◆ **GIVEN REQUEST**
Output the records. Match them exactly.

(Records from a data collection)
━━━━

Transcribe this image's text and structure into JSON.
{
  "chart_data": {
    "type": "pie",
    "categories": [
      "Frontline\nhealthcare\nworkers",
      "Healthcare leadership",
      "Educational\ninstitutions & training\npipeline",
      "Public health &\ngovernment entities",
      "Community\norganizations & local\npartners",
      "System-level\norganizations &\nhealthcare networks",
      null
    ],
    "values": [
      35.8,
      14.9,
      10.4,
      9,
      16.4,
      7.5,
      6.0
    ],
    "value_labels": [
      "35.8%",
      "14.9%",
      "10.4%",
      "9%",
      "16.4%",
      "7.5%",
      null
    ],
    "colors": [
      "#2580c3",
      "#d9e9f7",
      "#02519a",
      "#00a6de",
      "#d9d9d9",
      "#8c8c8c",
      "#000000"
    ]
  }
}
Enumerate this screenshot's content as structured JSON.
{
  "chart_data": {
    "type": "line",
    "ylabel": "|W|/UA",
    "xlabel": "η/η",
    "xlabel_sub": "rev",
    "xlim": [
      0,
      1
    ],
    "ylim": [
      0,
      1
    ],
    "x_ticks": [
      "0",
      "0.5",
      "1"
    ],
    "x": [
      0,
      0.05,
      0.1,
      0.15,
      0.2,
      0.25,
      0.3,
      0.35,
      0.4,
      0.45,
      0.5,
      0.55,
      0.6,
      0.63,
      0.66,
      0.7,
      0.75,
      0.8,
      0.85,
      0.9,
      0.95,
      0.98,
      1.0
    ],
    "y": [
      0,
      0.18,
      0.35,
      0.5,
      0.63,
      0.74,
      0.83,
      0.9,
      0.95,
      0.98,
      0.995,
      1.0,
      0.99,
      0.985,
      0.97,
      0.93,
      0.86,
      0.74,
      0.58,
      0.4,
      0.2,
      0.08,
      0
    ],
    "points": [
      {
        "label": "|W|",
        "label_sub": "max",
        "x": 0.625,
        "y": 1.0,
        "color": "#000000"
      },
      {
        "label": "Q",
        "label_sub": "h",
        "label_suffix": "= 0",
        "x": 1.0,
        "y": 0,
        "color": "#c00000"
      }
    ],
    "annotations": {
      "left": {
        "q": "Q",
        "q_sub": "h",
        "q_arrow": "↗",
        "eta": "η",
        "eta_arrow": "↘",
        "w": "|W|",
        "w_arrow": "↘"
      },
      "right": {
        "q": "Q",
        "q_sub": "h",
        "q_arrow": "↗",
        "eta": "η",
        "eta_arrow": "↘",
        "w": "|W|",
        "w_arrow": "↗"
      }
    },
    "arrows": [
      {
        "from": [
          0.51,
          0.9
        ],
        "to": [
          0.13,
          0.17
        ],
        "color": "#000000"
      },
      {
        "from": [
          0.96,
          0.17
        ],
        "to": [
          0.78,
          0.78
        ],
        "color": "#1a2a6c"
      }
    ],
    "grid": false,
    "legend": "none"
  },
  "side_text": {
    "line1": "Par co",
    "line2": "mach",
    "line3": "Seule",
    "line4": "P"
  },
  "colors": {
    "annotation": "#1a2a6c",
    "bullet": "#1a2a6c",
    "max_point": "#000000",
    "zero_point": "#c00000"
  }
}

━━━━

◆ **WRITTEN RESPONSE**
Transcribe this image's text and structure into JSON.
{
  "chart_data": {
    "type": "pie",
    "categories": [
      "Frontline\nhealthcare\nworkers",
      "Healthcare leadership",
      "Educational\ninstitutions & training\npipeline",
      "Public health &\ngovernment entities",
      "Community\norganizations & local\npartners",
      "System-level\norganizations &\nhealthcare networks",
      null
    ],
    "values": [
      35.8,
      14.9,
      10.4,
      9,
      16.4,
      7.5,
      6.0
    ],
    "value_labels": [
      "35.8%",
      "14.9%",
      "10.4%",
      "9%",
      "16.4%",
      "7.5%",
      null
    ],
    "colors": [
      "#2580c3",
      "#d9e9f7",
      "#02519a",
      "#00a6de",
      "#d9d9d9",
      "#8c8c8c",
      "#000000"
    ]
  }
}
Enumerate this screenshot's content as structured JSON.
{
  "chart_data": {
    "type": "line",
    "ylabel": "|W|/UA",
    "xlabel": "η/η",
    "xlabel_sub": "rev",
    "xlim": [
      0,
      1
    ],
    "ylim": [
      0,
      1
    ],
    "x_ticks": [
      "0",
      "0.5",
      "1"
    ],
    "x": [
      0,
      0.05,
      0.1,
      0.15,
      0.2,
      0.25,
      0.3,
      0.35,
      0.4,
      0.45,
      0.5,
      0.55,
      0.6,
      0.63,
      0.66,
      0.7,
      0.75,
      0.8,
      0.85,
      0.9,
      0.95,
      0.98,
      1.0
    ],
    "y": [
      0,
      0.18,
      0.35,
      0.5,
      0.63,
      0.74,
      0.83,
      0.9,
      0.95,
      0.98,
      0.995,
      1.0,
      0.99,
      0.985,
      0.97,
      0.93,
      0.86,
      0.74,
      0.58,
      0.4,
      0.2,
      0.08,
      0
    ],
    "points": [
      {
        "label": "|W|",
        "label_sub": "max",
        "x": 0.625,
        "y": 1.0,
        "color": "#000000"
      },
      {
        "label": "Q",
        "label_sub": "h",
        "label_suffix": "= 0",
        "x": 1.0,
        "y": 0,
        "color": "#c00000"
      }
    ],
    "annotations": {
      "left": {
        "q": "Q",
        "q_sub": "h",
        "q_arrow": "↗",
        "eta": "η",
        "eta_arrow": "↘",
        "w": "|W|",
        "w_arrow": "↘"
      },
      "right": {
        "q": "Q",
        "q_sub": "h",
        "q_arrow": "↗",
        "eta": "η",
        "eta_arrow": "↘",
        "w": "|W|",
        "w_arrow": "↗"
      }
    },
    "arrows": [
      {
        "from": [
          0.51,
          0.9
        ],
        "to": [
          0.13,
          0.17
        ],
        "color": "#000000"
      },
      {
        "from": [
          0.96,
          0.17
        ],
        "to": [
          0.78,
          0.78
        ],
        "color": "#1a2a6c"
      }
    ],
    "grid": false,
    "legend": "none"
  },
  "side_text": {
    "line1": "Par co",
    "line2": "mach",
    "line3": "Seule",
    "line4": "P"
  },
  "colors": {
    "annotation": "#1a2a6c",
    "bullet": "#1a2a6c",
    "max_point": "#000000",
    "zero_point": "#c00000"
  }
}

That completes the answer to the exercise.